What is needed ▸ Determine how many lines of the records include "April", and answer with the number alone.
........
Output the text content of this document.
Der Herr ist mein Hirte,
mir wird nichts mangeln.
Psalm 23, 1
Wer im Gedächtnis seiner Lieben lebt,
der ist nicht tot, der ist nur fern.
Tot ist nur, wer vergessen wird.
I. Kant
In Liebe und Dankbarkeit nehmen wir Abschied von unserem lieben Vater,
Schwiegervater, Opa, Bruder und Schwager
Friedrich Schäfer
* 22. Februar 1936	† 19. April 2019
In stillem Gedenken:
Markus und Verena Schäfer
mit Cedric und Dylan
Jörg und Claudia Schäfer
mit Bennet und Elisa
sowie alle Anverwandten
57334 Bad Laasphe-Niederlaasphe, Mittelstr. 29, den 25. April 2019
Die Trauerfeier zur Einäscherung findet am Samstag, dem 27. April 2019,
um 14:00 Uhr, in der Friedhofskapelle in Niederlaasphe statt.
........
Result of the task ▸ 3